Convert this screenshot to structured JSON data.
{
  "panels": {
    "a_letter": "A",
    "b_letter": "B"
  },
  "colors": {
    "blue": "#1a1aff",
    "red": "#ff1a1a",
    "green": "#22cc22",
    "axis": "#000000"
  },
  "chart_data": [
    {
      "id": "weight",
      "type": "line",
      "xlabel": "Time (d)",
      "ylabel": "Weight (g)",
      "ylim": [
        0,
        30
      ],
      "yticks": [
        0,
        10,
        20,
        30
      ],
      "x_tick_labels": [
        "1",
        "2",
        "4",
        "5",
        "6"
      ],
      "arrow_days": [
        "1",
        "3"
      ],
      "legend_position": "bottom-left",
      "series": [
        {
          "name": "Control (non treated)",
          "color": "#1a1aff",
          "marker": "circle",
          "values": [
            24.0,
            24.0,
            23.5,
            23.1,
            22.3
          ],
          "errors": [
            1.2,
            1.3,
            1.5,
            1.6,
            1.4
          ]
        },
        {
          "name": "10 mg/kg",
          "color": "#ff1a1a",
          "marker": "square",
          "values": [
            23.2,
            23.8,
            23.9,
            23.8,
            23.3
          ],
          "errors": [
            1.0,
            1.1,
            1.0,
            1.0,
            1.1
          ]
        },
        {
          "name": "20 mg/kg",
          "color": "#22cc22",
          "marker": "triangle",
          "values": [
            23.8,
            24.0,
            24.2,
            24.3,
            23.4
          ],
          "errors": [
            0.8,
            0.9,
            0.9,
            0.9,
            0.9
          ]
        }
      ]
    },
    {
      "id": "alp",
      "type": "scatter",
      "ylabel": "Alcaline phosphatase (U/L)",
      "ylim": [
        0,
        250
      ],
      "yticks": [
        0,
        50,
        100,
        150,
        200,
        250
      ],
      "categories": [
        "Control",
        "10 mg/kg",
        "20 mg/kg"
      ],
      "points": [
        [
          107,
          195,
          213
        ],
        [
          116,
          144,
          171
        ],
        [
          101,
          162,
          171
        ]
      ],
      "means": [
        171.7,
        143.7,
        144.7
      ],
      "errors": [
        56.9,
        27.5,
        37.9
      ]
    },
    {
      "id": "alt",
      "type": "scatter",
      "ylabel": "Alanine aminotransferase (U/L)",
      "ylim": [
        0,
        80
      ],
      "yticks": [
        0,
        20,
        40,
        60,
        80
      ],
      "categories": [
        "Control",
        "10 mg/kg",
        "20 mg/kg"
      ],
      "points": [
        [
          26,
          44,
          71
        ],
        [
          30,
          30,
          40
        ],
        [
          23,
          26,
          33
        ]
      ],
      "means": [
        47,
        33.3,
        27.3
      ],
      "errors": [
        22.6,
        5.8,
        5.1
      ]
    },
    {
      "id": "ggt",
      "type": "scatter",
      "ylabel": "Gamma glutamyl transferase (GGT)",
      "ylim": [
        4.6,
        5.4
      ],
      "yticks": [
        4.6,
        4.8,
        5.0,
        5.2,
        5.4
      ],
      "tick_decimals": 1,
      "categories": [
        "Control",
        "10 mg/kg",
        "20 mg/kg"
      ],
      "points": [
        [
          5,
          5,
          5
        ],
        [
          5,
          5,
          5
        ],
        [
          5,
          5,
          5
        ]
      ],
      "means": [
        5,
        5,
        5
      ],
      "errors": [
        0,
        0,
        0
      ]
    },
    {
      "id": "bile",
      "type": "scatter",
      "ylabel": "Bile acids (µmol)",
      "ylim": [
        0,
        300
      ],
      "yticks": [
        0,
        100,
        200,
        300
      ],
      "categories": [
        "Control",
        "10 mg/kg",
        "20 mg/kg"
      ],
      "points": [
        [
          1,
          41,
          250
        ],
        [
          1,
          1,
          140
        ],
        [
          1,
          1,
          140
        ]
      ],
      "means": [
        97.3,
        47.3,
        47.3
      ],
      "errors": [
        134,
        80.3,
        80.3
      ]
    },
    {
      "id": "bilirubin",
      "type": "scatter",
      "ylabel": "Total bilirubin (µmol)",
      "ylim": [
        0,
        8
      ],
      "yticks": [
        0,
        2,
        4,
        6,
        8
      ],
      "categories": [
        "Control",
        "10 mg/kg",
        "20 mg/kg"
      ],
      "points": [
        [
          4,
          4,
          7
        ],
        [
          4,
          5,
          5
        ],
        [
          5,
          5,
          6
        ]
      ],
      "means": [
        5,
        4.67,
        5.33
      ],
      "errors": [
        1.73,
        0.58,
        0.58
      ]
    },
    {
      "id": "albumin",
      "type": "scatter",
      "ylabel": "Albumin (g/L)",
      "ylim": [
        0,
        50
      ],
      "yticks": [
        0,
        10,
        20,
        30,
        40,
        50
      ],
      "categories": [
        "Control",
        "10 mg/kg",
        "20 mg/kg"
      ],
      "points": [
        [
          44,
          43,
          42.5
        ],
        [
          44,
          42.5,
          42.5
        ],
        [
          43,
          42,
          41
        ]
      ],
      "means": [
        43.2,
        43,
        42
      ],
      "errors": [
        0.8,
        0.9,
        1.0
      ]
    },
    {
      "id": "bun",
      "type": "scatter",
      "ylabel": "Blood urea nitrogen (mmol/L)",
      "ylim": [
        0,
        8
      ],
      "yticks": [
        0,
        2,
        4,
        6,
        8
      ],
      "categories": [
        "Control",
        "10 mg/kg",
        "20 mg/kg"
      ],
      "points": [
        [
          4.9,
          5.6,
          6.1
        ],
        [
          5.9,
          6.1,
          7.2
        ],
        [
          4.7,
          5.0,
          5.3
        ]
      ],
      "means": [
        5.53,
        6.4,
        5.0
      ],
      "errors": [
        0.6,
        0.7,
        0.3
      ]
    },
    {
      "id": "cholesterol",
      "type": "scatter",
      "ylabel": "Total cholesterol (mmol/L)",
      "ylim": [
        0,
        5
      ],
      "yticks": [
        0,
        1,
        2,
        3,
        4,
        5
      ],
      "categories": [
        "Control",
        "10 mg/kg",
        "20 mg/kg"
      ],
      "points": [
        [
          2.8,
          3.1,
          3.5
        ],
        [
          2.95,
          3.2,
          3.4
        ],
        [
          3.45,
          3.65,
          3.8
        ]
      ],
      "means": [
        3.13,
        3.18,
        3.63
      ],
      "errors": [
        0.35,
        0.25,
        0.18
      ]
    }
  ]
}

Instructions for the task
Word for word, quote all of the data above.

Expected answer
Convert this screenshot to structured JSON data.
{
  "panels": {
    "a_letter": "A",
    "b_letter": "B"
  },
  "colors": {
    "blue": "#1a1aff",
    "red": "#ff1a1a",
    "green": "#22cc22",
    "axis": "#000000"
  },
  "chart_data": [
    {
      "id": "weight",
      "type": "line",
      "xlabel": "Time (d)",
      "ylabel": "Weight (g)",
      "ylim": [
        0,
        30
      ],
      "yticks": [
        0,
        10,
        20,
        30
      ],
      "x_tick_labels": [
        "1",
        "2",
        "4",
        "5",
        "6"
      ],
      "arrow_days": [
        "1",
        "3"
      ],
      "legend_position": "bottom-left",
      "series": [
        {
          "name": "Control (non treated)",
          "color": "#1a1aff",
          "marker": "circle",
          "values": [
            24.0,
            24.0,
            23.5,
            23.1,
            22.3
          ],
          "errors": [
            1.2,
            1.3,
            1.5,
            1.6,
            1.4
          ]
        },
        {
          "name": "10 mg/kg",
          "color": "#ff1a1a",
          "marker": "square",
          "values": [
            23.2,
            23.8,
            23.9,
            23.8,
            23.3
          ],
          "errors": [
            1.0,
            1.1,
            1.0,
            1.0,
            1.1
          ]
        },
        {
          "name": "20 mg/kg",
          "color": "#22cc22",
          "marker": "triangle",
          "values": [
            23.8,
            24.0,
            24.2,
            24.3,
            23.4
          ],
          "errors": [
            0.8,
            0.9,
            0.9,
            0.9,
            0.9
          ]
        }
      ]
    },
    {
      "id": "alp",
      "type": "scatter",
      "ylabel": "Alcaline phosphatase (U/L)",
      "ylim": [
        0,
        250
      ],
      "yticks": [
        0,
        50,
        100,
        150,
        200,
        250
      ],
      "categories": [
        "Control",
        "10 mg/kg",
        "20 mg/kg"
      ],
      "points": [
        [
          107,
          195,
          213
        ],
        [
          116,
          144,
          171
        ],
        [
          101,
          162,
          171
        ]
      ],
      "means": [
        171.7,
        143.7,
        144.7
      ],
      "errors": [
        56.9,
        27.5,
        37.9
      ]
    },
    {
      "id": "alt",
      "type": "scatter",
      "ylabel": "Alanine aminotransferase (U/L)",
      "ylim": [
        0,
        80
      ],
      "yticks": [
        0,
        20,
        40,
        60,
        80
      ],
      "categories": [
        "Control",
        "10 mg/kg",
        "20 mg/kg"
      ],
      "points": [
        [
          26,
          44,
          71
        ],
        [
          30,
          30,
          40
        ],
        [
          23,
          26,
          33
        ]
      ],
      "means": [
        47,
        33.3,
        27.3
      ],
      "errors": [
        22.6,
        5.8,
        5.1
      ]
    },
    {
      "id": "ggt",
      "type": "scatter",
      "ylabel": "Gamma glutamyl transferase (GGT)",
      "ylim": [
        4.6,
        5.4
      ],
      "yticks": [
        4.6,
        4.8,
        5.0,
        5.2,
        5.4
      ],
      "tick_decimals": 1,
      "categories": [
        "Control",
        "10 mg/kg",
        "20 mg/kg"
      ],
      "points": [
        [
          5,
          5,
          5
        ],
        [
          5,
          5,
          5
        ],
        [
          5,
          5,
          5
        ]
      ],
      "means": [
        5,
        5,
        5
      ],
      "errors": [
        0,
        0,
        0
      ]
    },
    {
      "id": "bile",
      "type": "scatter",
      "ylabel": "Bile acids (µmol)",
      "ylim": [
        0,
        300
      ],
      "yticks": [
        0,
        100,
        200,
        300
      ],
      "categories": [
        "Control",
        "10 mg/kg",
        "20 mg/kg"
      ],
      "points": [
        [
          1,
          41,
          250
        ],
        [
          1,
          1,
          140
        ],
        [
          1,
          1,
          140
        ]
      ],
      "means": [
        97.3,
        47.3,
        47.3
      ],
      "errors": [
        134,
        80.3,
        80.3
      ]
    },
    {
      "id": "bilirubin",
      "type": "scatter",
      "ylabel": "Total bilirubin (µmol)",
      "ylim": [
        0,
        8
      ],
      "yticks": [
        0,
        2,
        4,
        6,
        8
      ],
      "categories": [
        "Control",
        "10 mg/kg",
        "20 mg/kg"
      ],
      "points": [
        [
          4,
          4,
          7
        ],
        [
          4,
          5,
          5
        ],
        [
          5,
          5,
          6
        ]
      ],
      "means": [
        5,
        4.67,
        5.33
      ],
      "errors": [
        1.73,
        0.58,
        0.58
      ]
    },
    {
      "id": "albumin",
      "type": "scatter",
      "ylabel": "Albumin (g/L)",
      "ylim": [
        0,
        50
      ],
      "yticks": [
        0,
        10,
        20,
        30,
        40,
        50
      ],
      "categories": [
        "Control",
        "10 mg/kg",
        "20 mg/kg"
      ],
      "points": [
        [
          44,
          43,
          42.5
        ],
        [
          44,
          42.5,
          42.5
        ],
        [
          43,
          42,
          41
        ]
      ],
      "means": [
        43.2,
        43,
        42
      ],
      "errors": [
        0.8,
        0.9,
        1.0
      ]
    },
    {
      "id": "bun",
      "type": "scatter",
      "ylabel": "Blood urea nitrogen (mmol/L)",
      "ylim": [
        0,
        8
      ],
      "yticks": [
        0,
        2,
        4,
        6,
        8
      ],
      "categories": [
        "Control",
        "10 mg/kg",
        "20 mg/kg"
      ],
      "points": [
        [
          4.9,
          5.6,
          6.1
        ],
        [
          5.9,
          6.1,
          7.2
        ],
        [
          4.7,
          5.0,
          5.3
        ]
      ],
      "means": [
        5.53,
        6.4,
        5.0
      ],
      "errors": [
        0.6,
        0.7,
        0.3
      ]
    },
    {
      "id": "cholesterol",
      "type": "scatter",
      "ylabel": "Total cholesterol (mmol/L)",
      "ylim": [
        0,
        5
      ],
      "yticks": [
        0,
        1,
        2,
        3,
        4,
        5
      ],
      "categories": [
        "Control",
        "10 mg/kg",
        "20 mg/kg"
      ],
      "points": [
        [
          2.8,
          3.1,
          3.5
        ],
        [
          2.95,
          3.2,
          3.4
        ],
        [
          3.45,
          3.65,
          3.8
        ]
      ],
      "means": [
        3.13,
        3.18,
        3.63
      ],
      "errors": [
        0.35,
        0.25,
        0.18
      ]
    }
  ]
}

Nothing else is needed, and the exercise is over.